Structured figure records
>> start

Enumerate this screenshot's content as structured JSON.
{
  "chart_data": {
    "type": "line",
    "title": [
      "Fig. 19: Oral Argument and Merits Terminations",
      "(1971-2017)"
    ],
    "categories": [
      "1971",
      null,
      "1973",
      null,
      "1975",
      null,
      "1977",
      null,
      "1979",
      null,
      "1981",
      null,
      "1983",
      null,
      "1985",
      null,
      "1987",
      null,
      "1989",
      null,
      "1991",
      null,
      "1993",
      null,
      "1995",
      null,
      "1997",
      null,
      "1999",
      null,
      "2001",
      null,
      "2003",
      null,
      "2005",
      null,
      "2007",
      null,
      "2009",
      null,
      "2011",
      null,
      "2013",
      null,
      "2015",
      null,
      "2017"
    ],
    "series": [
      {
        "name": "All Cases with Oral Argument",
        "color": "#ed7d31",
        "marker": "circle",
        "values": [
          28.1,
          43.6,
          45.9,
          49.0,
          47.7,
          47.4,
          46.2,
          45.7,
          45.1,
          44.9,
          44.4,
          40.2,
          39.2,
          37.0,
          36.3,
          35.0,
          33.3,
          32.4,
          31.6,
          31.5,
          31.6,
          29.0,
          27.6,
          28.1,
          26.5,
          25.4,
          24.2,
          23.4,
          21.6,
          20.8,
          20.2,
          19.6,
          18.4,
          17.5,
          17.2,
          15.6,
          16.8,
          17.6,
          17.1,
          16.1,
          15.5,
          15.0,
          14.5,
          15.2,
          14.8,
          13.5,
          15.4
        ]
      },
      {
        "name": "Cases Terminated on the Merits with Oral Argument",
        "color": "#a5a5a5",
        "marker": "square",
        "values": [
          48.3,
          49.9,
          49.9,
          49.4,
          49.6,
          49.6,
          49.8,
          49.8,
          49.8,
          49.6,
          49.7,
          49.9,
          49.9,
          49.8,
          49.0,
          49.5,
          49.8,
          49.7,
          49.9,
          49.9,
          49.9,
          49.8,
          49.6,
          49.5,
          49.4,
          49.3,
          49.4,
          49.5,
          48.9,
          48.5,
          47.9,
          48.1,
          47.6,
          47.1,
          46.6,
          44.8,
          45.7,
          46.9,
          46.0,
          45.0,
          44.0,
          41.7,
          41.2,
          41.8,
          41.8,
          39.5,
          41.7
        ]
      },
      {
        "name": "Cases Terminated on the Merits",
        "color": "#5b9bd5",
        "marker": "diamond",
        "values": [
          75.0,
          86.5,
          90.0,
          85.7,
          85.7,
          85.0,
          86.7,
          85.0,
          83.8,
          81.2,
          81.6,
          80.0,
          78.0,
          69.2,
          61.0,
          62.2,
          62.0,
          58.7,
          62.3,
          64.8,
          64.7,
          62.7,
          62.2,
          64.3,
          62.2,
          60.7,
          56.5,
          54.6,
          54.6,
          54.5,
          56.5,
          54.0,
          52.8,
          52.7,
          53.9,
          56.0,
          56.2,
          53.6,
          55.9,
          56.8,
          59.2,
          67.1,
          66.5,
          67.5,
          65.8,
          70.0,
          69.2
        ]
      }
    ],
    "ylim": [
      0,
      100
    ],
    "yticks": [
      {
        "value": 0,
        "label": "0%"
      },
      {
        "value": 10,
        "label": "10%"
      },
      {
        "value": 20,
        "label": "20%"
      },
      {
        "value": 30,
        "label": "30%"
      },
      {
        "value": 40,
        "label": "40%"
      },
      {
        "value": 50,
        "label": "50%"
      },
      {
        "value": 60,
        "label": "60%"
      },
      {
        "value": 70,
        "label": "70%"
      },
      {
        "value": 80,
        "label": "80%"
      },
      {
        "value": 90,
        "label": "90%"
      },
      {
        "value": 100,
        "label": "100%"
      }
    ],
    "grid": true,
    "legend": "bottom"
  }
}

>> end

[THE EXERCISE] Identify each line in the records above containing the word "label"; copy those lines.

[FINISHED TASK]
        "label": "0%"
        "label": "10%"
        "label": "20%"
        "label": "30%"
        "label": "40%"
        "label": "50%"
        "label": "60%"
        "label": "70%"
        "label": "80%"
        "label": "90%"
        "label": "100%"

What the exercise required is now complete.